[start]

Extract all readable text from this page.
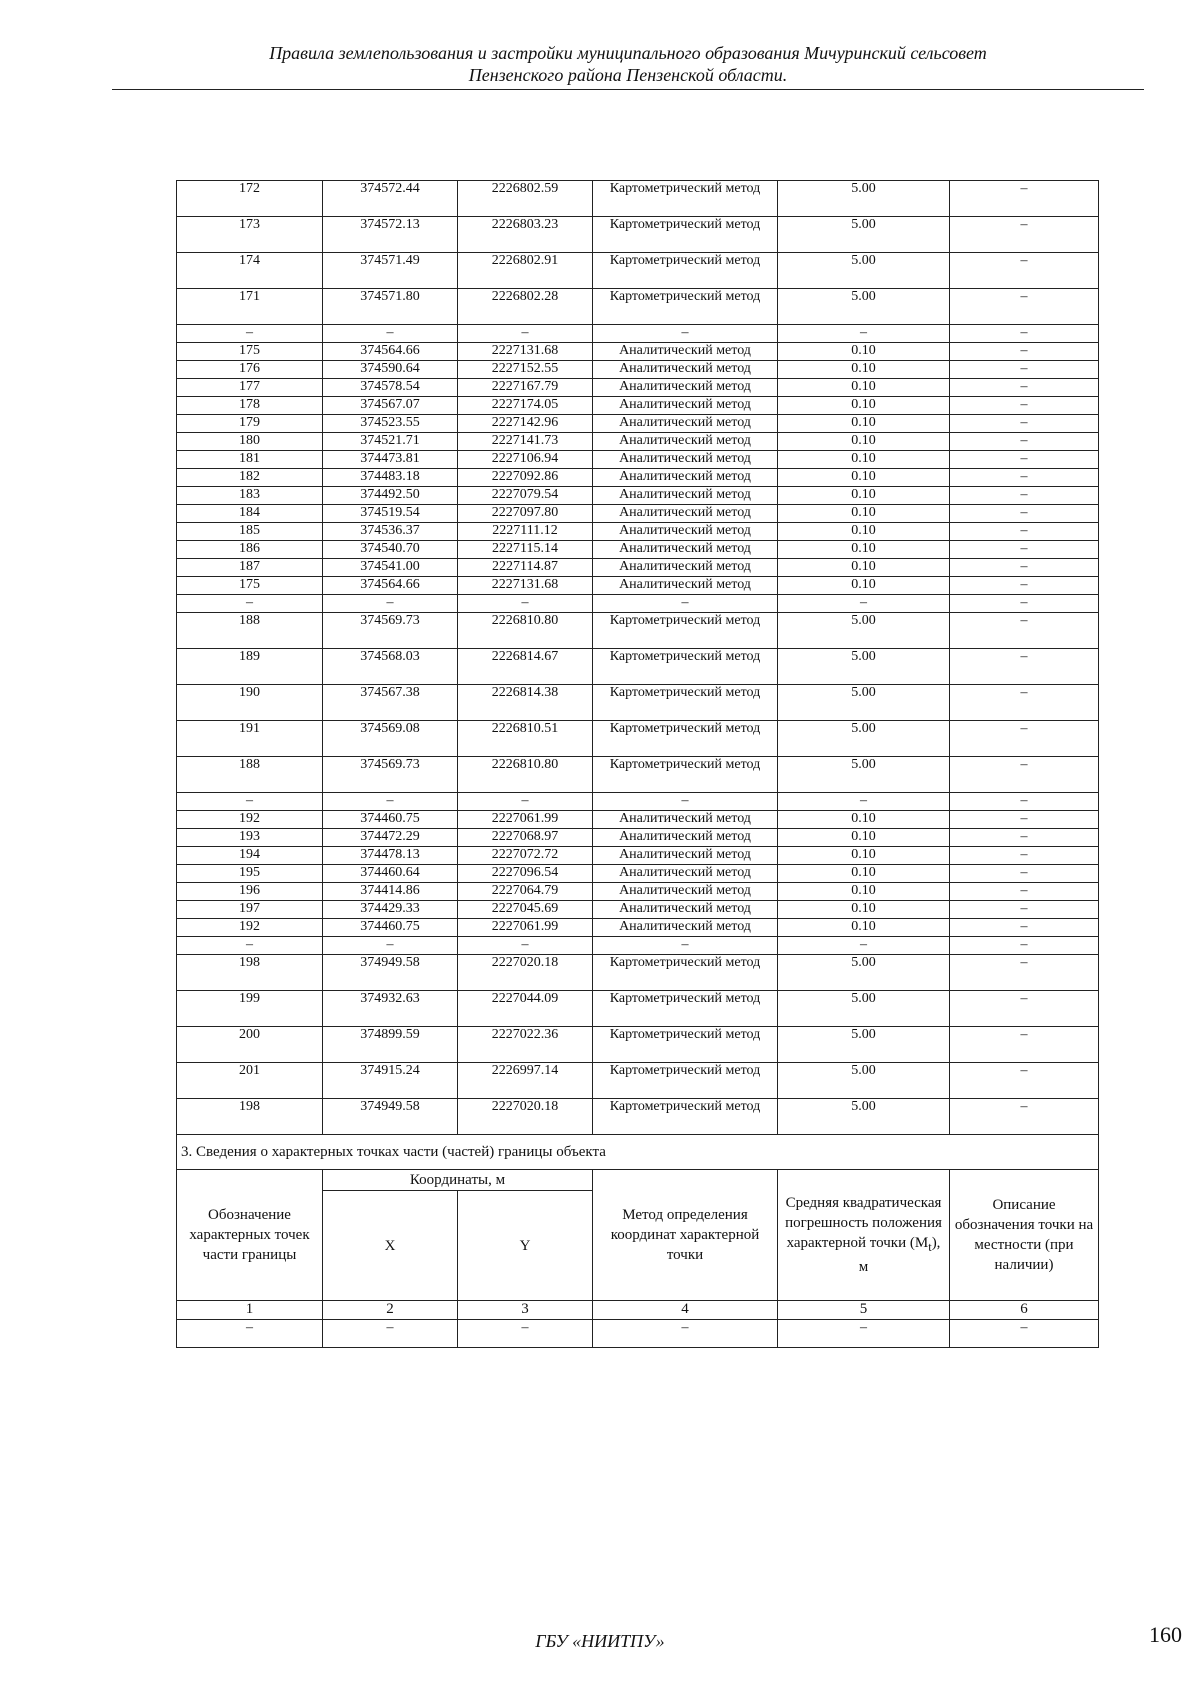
Правила землепользования и застройки муниципального образования Мичуринский сельсовет
Пензенского района Пензенской области.
172	374572.44	2226802.59	Картометрический метод	5.00	–
173	374572.13	2226803.23	Картометрический метод	5.00	–
174	374571.49	2226802.91	Картометрический метод	5.00	–
171	374571.80	2226802.28	Картометрический метод	5.00	–
–	–	–	–	–	–
175	374564.66	2227131.68	Аналитический метод	0.10	–
176	374590.64	2227152.55	Аналитический метод	0.10	–
177	374578.54	2227167.79	Аналитический метод	0.10	–
178	374567.07	2227174.05	Аналитический метод	0.10	–
179	374523.55	2227142.96	Аналитический метод	0.10	–
180	374521.71	2227141.73	Аналитический метод	0.10	–
181	374473.81	2227106.94	Аналитический метод	0.10	–
182	374483.18	2227092.86	Аналитический метод	0.10	–
183	374492.50	2227079.54	Аналитический метод	0.10	–
184	374519.54	2227097.80	Аналитический метод	0.10	–
185	374536.37	2227111.12	Аналитический метод	0.10	–
186	374540.70	2227115.14	Аналитический метод	0.10	–
187	374541.00	2227114.87	Аналитический метод	0.10	–
175	374564.66	2227131.68	Аналитический метод	0.10	–
–	–	–	–	–	–
188	374569.73	2226810.80	Картометрический метод	5.00	–
189	374568.03	2226814.67	Картометрический метод	5.00	–
190	374567.38	2226814.38	Картометрический метод	5.00	–
191	374569.08	2226810.51	Картометрический метод	5.00	–
188	374569.73	2226810.80	Картометрический метод	5.00	–
–	–	–	–	–	–
192	374460.75	2227061.99	Аналитический метод	0.10	–
193	374472.29	2227068.97	Аналитический метод	0.10	–
194	374478.13	2227072.72	Аналитический метод	0.10	–
195	374460.64	2227096.54	Аналитический метод	0.10	–
196	374414.86	2227064.79	Аналитический метод	0.10	–
197	374429.33	2227045.69	Аналитический метод	0.10	–
192	374460.75	2227061.99	Аналитический метод	0.10	–
–	–	–	–	–	–
198	374949.58	2227020.18	Картометрический метод	5.00	–
199	374932.63	2227044.09	Картометрический метод	5.00	–
200	374899.59	2227022.36	Картометрический метод	5.00	–
201	374915.24	2226997.14	Картометрический метод	5.00	–
198	374949.58	2227020.18	Картометрический метод	5.00	–
3. Сведения о характерных точках части (частей) границы объекта					
Обозначение характерных точек части границы	Координаты, м		Метод определения координат характерной точки	Средняя квадратическая погрешность положения характерной точки $(М_t)$, м	Описание обозначения точки на местности (при наличии)
	X	Y			
1	2	3	4	5	6
–	–	–	–	–	–
ГБУ «НИИТПУ»	160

[end]

§ Exercise description
Reproduce every line from the entries that holds the word "характерных".

§ Complete response
3. Сведения о характерных точках части (частей) границы объекта					
Обозначение характерных точек части границы	Координаты, м		Метод определения координат характерной точки	Средняя квадратическая погрешность положения характерной точки $(М_t)$, м	Описание обозначения точки на местности (при наличии)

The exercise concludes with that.